▶ [Problem details] What you return should match every record exactly, with the images removed.

▶ [Listing]
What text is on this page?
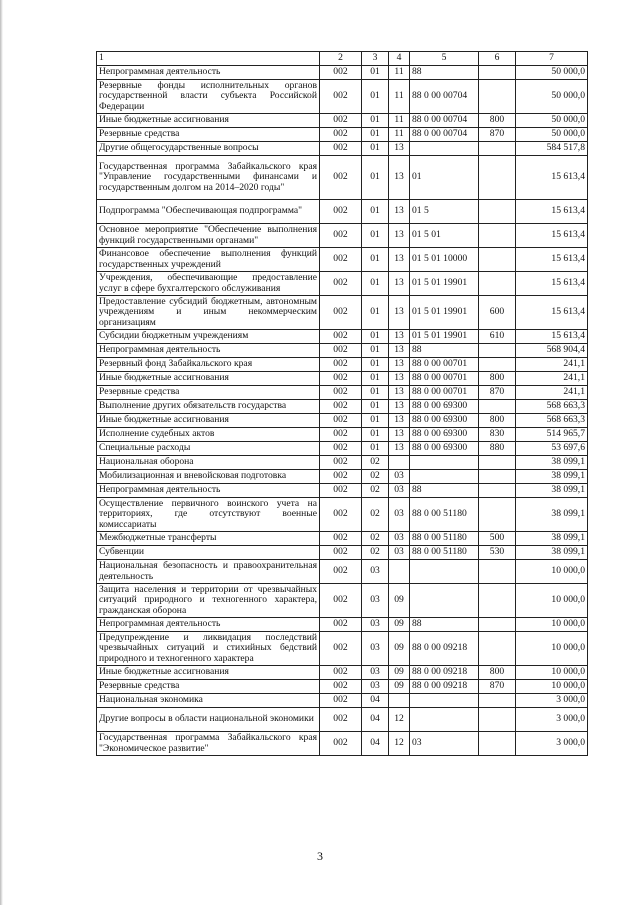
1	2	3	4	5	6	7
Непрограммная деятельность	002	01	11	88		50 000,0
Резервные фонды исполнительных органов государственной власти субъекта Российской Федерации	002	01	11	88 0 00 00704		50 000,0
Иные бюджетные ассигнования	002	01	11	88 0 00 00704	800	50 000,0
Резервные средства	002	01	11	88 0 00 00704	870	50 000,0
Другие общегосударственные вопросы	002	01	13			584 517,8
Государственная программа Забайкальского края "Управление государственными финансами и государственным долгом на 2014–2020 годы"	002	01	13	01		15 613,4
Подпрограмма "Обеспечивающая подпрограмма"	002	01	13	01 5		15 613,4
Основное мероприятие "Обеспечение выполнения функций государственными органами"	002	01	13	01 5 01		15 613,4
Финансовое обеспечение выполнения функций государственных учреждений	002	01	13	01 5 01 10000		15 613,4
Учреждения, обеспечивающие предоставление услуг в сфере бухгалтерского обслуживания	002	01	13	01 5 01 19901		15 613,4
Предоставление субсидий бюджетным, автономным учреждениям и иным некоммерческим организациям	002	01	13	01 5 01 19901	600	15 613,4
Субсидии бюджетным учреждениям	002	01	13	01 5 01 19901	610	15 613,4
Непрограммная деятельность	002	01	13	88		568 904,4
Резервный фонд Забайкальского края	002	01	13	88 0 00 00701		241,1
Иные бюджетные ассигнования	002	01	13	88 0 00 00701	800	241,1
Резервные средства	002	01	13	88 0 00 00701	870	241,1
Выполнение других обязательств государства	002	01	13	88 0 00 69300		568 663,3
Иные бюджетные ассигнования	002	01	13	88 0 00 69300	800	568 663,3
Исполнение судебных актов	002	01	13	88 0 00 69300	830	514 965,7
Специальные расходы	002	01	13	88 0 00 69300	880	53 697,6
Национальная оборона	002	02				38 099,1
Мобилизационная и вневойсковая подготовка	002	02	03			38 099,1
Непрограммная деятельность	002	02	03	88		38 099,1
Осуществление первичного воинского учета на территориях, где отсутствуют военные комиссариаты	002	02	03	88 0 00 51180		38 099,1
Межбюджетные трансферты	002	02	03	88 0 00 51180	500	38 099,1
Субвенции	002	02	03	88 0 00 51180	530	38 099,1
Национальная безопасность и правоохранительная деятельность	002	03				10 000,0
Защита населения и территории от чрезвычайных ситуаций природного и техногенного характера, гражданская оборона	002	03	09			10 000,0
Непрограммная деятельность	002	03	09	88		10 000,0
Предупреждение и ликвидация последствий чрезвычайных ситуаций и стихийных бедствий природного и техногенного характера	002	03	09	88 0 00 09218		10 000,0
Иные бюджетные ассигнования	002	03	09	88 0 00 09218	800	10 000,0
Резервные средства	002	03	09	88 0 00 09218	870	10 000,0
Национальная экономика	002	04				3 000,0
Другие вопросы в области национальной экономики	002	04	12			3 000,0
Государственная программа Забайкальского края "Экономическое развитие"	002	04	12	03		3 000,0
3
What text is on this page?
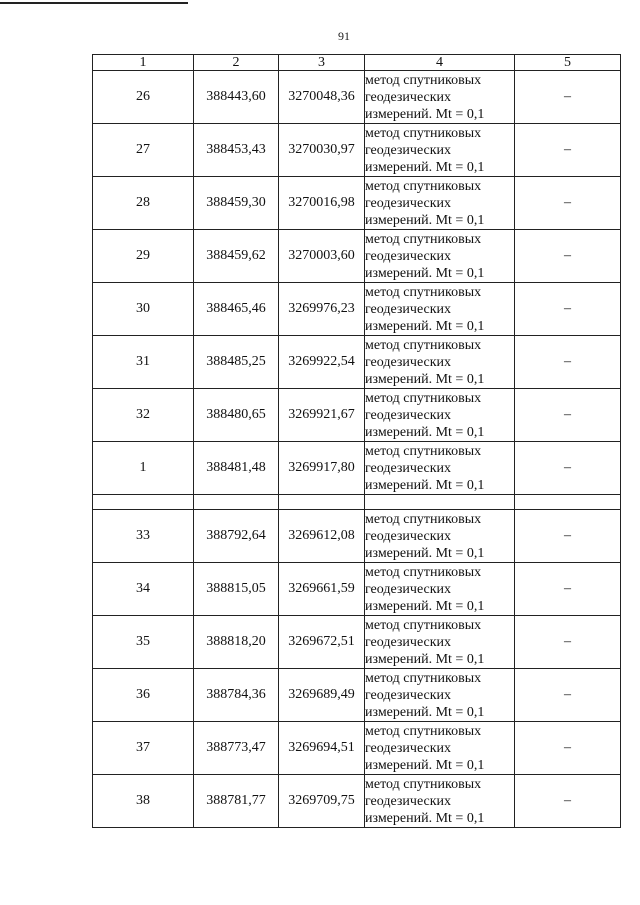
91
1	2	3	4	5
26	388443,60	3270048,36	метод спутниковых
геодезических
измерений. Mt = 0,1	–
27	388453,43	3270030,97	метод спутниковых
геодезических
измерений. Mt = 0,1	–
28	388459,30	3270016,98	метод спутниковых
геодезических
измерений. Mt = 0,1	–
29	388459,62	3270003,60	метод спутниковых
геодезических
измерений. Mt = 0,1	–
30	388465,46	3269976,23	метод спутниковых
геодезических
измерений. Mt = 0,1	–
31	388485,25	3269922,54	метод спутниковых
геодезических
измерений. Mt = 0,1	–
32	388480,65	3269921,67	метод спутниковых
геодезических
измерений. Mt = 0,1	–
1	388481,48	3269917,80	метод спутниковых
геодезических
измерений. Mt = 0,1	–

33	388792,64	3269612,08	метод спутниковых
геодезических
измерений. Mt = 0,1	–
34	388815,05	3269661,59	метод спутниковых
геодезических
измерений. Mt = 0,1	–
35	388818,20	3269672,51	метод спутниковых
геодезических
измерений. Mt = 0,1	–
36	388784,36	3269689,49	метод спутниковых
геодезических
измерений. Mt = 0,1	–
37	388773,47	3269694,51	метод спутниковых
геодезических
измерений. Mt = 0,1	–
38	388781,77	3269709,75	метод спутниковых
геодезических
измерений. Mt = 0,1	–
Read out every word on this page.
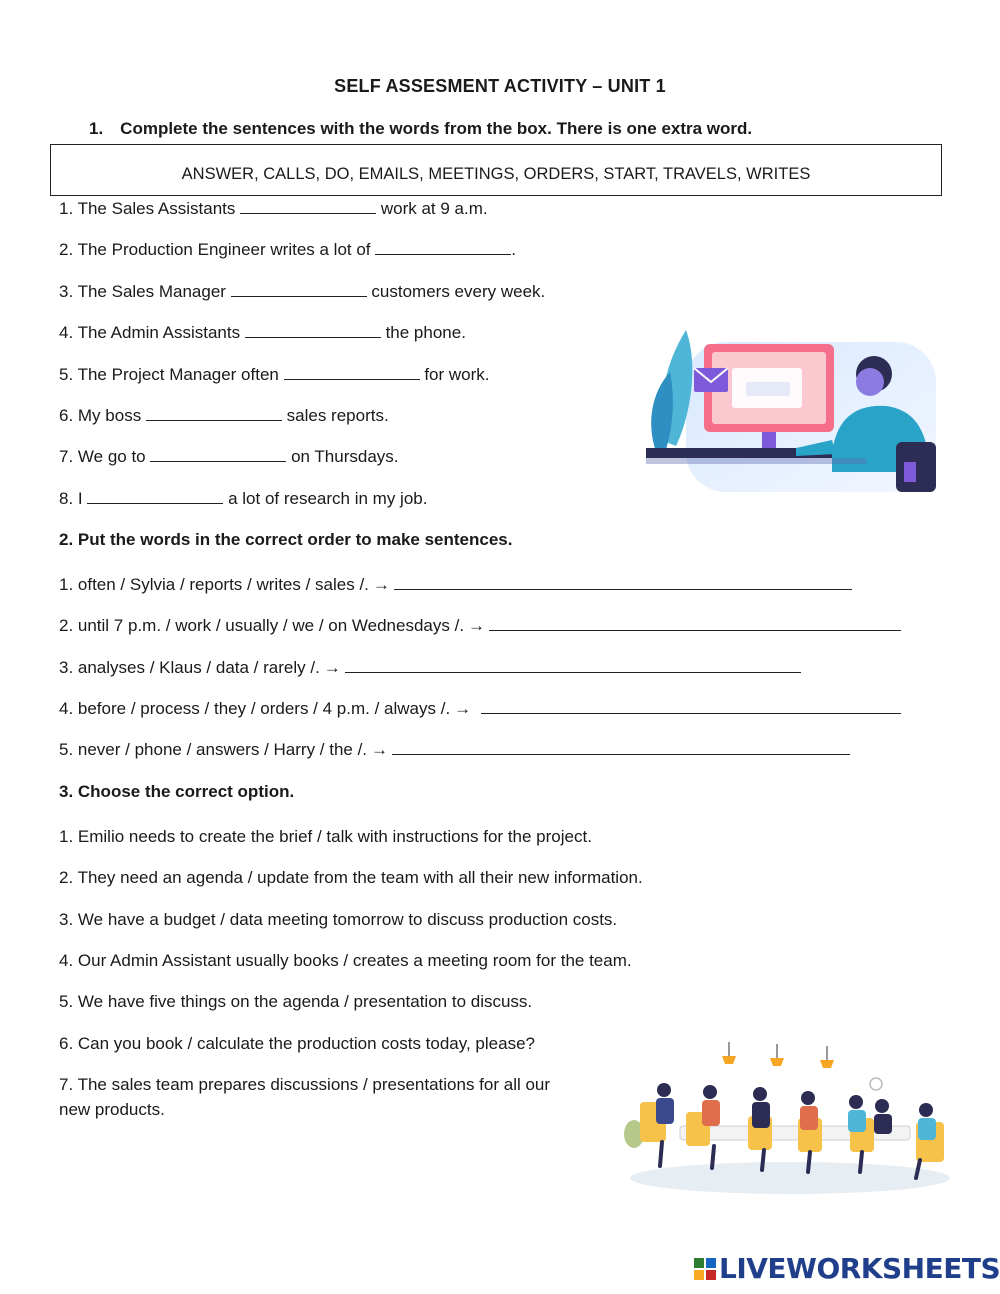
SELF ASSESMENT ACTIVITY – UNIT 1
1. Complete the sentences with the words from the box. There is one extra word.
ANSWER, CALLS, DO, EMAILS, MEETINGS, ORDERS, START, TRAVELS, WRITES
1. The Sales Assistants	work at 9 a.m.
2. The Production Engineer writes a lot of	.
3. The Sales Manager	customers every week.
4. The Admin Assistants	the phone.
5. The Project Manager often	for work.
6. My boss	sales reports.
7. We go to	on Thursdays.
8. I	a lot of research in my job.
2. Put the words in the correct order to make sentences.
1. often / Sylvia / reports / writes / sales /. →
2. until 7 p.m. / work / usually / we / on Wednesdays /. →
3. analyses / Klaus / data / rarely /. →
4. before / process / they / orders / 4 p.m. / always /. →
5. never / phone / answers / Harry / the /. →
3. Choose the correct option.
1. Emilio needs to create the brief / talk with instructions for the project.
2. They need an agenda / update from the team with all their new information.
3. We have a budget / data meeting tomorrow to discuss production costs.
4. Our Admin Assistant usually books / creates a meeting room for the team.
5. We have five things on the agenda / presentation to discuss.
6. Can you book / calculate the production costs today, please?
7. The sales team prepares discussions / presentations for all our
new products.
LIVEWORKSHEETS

▶ [Answer to this task]
What text is on this page?
1	2	3	4	5	6	7
Непрограммная деятельность	002	01	11	88		50 000,0
Резервные фонды исполнительных органов государственной власти субъекта Российской Федерации	002	01	11	88 0 00 00704		50 000,0
Иные бюджетные ассигнования	002	01	11	88 0 00 00704	800	50 000,0
Резервные средства	002	01	11	88 0 00 00704	870	50 000,0
Другие общегосударственные вопросы	002	01	13			584 517,8
Государственная программа Забайкальского края "Управление государственными финансами и государственным долгом на 2014–2020 годы"	002	01	13	01		15 613,4
Подпрограмма "Обеспечивающая подпрограмма"	002	01	13	01 5		15 613,4
Основное мероприятие "Обеспечение выполнения функций государственными органами"	002	01	13	01 5 01		15 613,4
Финансовое обеспечение выполнения функций государственных учреждений	002	01	13	01 5 01 10000		15 613,4
Учреждения, обеспечивающие предоставление услуг в сфере бухгалтерского обслуживания	002	01	13	01 5 01 19901		15 613,4
Предоставление субсидий бюджетным, автономным учреждениям и иным некоммерческим организациям	002	01	13	01 5 01 19901	600	15 613,4
Субсидии бюджетным учреждениям	002	01	13	01 5 01 19901	610	15 613,4
Непрограммная деятельность	002	01	13	88		568 904,4
Резервный фонд Забайкальского края	002	01	13	88 0 00 00701		241,1
Иные бюджетные ассигнования	002	01	13	88 0 00 00701	800	241,1
Резервные средства	002	01	13	88 0 00 00701	870	241,1
Выполнение других обязательств государства	002	01	13	88 0 00 69300		568 663,3
Иные бюджетные ассигнования	002	01	13	88 0 00 69300	800	568 663,3
Исполнение судебных актов	002	01	13	88 0 00 69300	830	514 965,7
Специальные расходы	002	01	13	88 0 00 69300	880	53 697,6
Национальная оборона	002	02				38 099,1
Мобилизационная и вневойсковая подготовка	002	02	03			38 099,1
Непрограммная деятельность	002	02	03	88		38 099,1
Осуществление первичного воинского учета на территориях, где отсутствуют военные комиссариаты	002	02	03	88 0 00 51180		38 099,1
Межбюджетные трансферты	002	02	03	88 0 00 51180	500	38 099,1
Субвенции	002	02	03	88 0 00 51180	530	38 099,1
Национальная безопасность и правоохранительная деятельность	002	03				10 000,0
Защита населения и территории от чрезвычайных ситуаций природного и техногенного характера, гражданская оборона	002	03	09			10 000,0
Непрограммная деятельность	002	03	09	88		10 000,0
Предупреждение и ликвидация последствий чрезвычайных ситуаций и стихийных бедствий природного и техногенного характера	002	03	09	88 0 00 09218		10 000,0
Иные бюджетные ассигнования	002	03	09	88 0 00 09218	800	10 000,0
Резервные средства	002	03	09	88 0 00 09218	870	10 000,0
Национальная экономика	002	04				3 000,0
Другие вопросы в области национальной экономики	002	04	12			3 000,0
Государственная программа Забайкальского края "Экономическое развитие"	002	04	12	03		3 000,0
3
What text is on this page?
91
1	2	3	4	5
26	388443,60	3270048,36	метод спутниковых
геодезических
измерений. Mt = 0,1	–
27	388453,43	3270030,97	метод спутниковых
геодезических
измерений. Mt = 0,1	–
28	388459,30	3270016,98	метод спутниковых
геодезических
измерений. Mt = 0,1	–
29	388459,62	3270003,60	метод спутниковых
геодезических
измерений. Mt = 0,1	–
30	388465,46	3269976,23	метод спутниковых
геодезических
измерений. Mt = 0,1	–
31	388485,25	3269922,54	метод спутниковых
геодезических
измерений. Mt = 0,1	–
32	388480,65	3269921,67	метод спутниковых
геодезических
измерений. Mt = 0,1	–
1	388481,48	3269917,80	метод спутниковых
геодезических
измерений. Mt = 0,1	–

33	388792,64	3269612,08	метод спутниковых
геодезических
измерений. Mt = 0,1	–
34	388815,05	3269661,59	метод спутниковых
геодезических
измерений. Mt = 0,1	–
35	388818,20	3269672,51	метод спутниковых
геодезических
измерений. Mt = 0,1	–
36	388784,36	3269689,49	метод спутниковых
геодезических
измерений. Mt = 0,1	–
37	388773,47	3269694,51	метод спутниковых
геодезических
измерений. Mt = 0,1	–
38	388781,77	3269709,75	метод спутниковых
геодезических
измерений. Mt = 0,1	–
Read out every word on this page.
SELF ASSESMENT ACTIVITY – UNIT 1
1. Complete the sentences with the words from the box. There is one extra word.
ANSWER, CALLS, DO, EMAILS, MEETINGS, ORDERS, START, TRAVELS, WRITES
1. The Sales Assistants	work at 9 a.m.
2. The Production Engineer writes a lot of	.
3. The Sales Manager	customers every week.
4. The Admin Assistants	the phone.
5. The Project Manager often	for work.
6. My boss	sales reports.
7. We go to	on Thursdays.
8. I	a lot of research in my job.
2. Put the words in the correct order to make sentences.
1. often / Sylvia / reports / writes / sales /. →
2. until 7 p.m. / work / usually / we / on Wednesdays /. →
3. analyses / Klaus / data / rarely /. →
4. before / process / they / orders / 4 p.m. / always /. →
5. never / phone / answers / Harry / the /. →
3. Choose the correct option.
1. Emilio needs to create the brief / talk with instructions for the project.
2. They need an agenda / update from the team with all their new information.
3. We have a budget / data meeting tomorrow to discuss production costs.
4. Our Admin Assistant usually books / creates a meeting room for the team.
5. We have five things on the agenda / presentation to discuss.
6. Can you book / calculate the production costs today, please?
7. The sales team prepares discussions / presentations for all our
new products.
LIVEWORKSHEETS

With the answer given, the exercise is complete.